### Desafios
a. Diga se cada afirmação concorda com a matéria sobre financiamento imobiliário, respondendo sim ou não e citando as palavras decisivas do texto: (i) a Selic subiu pela terceira vez em 2021; (ii) a média dos juros de financiamento entre os cinco maiores bancos já passou de 7% ao ano; (iii) a Selic poderá chegar a 6,25% até o fim do ano.
b. Repita sem alterações o trecho da matéria sobre financiamento imobiliário que vai de "Após um ciclo" até "de crédito Melhortaxa.".
c. Segundo a matéria sobre financiamento imobiliário, quem informa a média dos juros de financiamento de imóveis entre os cinco maiores bancos?

18/06/2021 - 08h21

Vale a pena financiar um imóvel com a Selic a 4,25%?

Valor Investe
 
Taxa básica de juros mais alta deve encarecer o valor do crédito imobiliário e tornar as parcelas mais salgadas, além de reduzir o poder de compra
 
Após um ciclo de cortes que levou os juros do crédito imobiliário às mínimas históricas, a taxa básica de juros, Selic, subiu pela terceira vez em 2021, indo de 2% a 4,25% ao ano. Até o momento, a média dos juros de financiamento de imóveis continua abaixo de 7% ao ano entre os cinco maiores bancos, informa o comparador de crédito Melhortaxa.
 
No entanto, com a Selic seguindo o caminho inverso e partindo para uma temporada de altas que poderá chegar a 6,25% até o fim do ano, os bancos tendem aumentar as taxas. Por consequência, o financiamento se torna mais caro. Para quem quer comprar imóvel a prazo, a janela de oportunidade, como dizem os especialistas, está quase se fechando.

### Dados brutos
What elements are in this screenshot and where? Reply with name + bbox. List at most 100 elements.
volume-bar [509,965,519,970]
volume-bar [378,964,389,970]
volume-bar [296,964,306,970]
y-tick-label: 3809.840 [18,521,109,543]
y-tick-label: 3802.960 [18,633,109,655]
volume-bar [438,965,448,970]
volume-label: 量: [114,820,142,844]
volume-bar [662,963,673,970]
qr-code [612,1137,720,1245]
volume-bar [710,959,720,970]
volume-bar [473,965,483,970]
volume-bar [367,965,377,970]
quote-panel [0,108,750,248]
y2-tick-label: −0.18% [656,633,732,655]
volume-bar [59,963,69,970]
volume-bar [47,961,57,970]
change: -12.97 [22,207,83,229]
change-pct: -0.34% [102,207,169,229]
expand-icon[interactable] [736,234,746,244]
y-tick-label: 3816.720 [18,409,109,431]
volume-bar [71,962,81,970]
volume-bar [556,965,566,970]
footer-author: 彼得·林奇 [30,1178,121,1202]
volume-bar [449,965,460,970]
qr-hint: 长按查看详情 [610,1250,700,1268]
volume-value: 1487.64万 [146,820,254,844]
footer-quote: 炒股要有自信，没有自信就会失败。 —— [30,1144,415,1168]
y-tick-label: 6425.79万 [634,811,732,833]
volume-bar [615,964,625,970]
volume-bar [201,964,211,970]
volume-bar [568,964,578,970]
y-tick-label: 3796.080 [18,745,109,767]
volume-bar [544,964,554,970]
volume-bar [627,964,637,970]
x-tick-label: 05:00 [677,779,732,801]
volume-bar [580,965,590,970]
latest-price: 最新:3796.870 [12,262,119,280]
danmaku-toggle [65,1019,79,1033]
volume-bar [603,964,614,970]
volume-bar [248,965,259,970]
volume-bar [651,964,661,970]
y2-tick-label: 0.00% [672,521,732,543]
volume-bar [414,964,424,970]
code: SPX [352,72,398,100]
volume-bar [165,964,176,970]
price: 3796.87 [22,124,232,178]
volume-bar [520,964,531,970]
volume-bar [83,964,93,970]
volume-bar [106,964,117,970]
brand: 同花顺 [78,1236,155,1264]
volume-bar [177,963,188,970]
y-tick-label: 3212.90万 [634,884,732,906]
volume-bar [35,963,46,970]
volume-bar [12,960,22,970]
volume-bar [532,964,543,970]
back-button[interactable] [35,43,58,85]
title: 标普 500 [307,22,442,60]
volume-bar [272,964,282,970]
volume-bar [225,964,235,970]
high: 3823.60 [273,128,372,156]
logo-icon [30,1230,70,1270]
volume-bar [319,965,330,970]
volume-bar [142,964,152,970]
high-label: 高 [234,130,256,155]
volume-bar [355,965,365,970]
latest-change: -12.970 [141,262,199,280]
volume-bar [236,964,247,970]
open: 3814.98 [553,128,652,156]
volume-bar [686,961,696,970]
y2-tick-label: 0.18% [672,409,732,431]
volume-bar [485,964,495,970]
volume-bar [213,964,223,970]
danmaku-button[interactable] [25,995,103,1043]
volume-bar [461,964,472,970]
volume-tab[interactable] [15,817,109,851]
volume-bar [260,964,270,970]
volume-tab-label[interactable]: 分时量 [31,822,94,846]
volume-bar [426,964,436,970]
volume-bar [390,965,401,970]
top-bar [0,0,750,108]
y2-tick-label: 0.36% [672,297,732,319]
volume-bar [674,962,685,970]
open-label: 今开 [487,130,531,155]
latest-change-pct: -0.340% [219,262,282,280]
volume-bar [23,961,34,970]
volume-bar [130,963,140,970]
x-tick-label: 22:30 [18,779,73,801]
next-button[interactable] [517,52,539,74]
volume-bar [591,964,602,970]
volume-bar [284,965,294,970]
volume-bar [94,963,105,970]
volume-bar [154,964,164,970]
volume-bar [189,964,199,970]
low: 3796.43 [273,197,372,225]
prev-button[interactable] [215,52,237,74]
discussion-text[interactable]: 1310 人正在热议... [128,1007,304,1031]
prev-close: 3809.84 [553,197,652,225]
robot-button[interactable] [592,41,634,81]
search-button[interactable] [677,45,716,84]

### Soluções por tarefa
a.
(i) Sim: "subiu pela terceira vez em 2021".
(ii) Não: "continua abaixo de 7% ao ano entre os cinco maiores bancos".
(iii) Sim: "poderá chegar a 6,25% até o fim do ano".

b.
Após um ciclo de cortes que levou os juros do crédito imobiliário às mínimas históricas, a taxa básica de juros, Selic, subiu pela terceira vez em 2021, indo de 2% a 4,25% ao ano. Até o momento, a média dos juros de financiamento de imóveis continua abaixo de 7% ao ano entre os cinco maiores bancos, informa o comparador de crédito Melhortaxa.

c. O comparador de crédito Melhortaxa.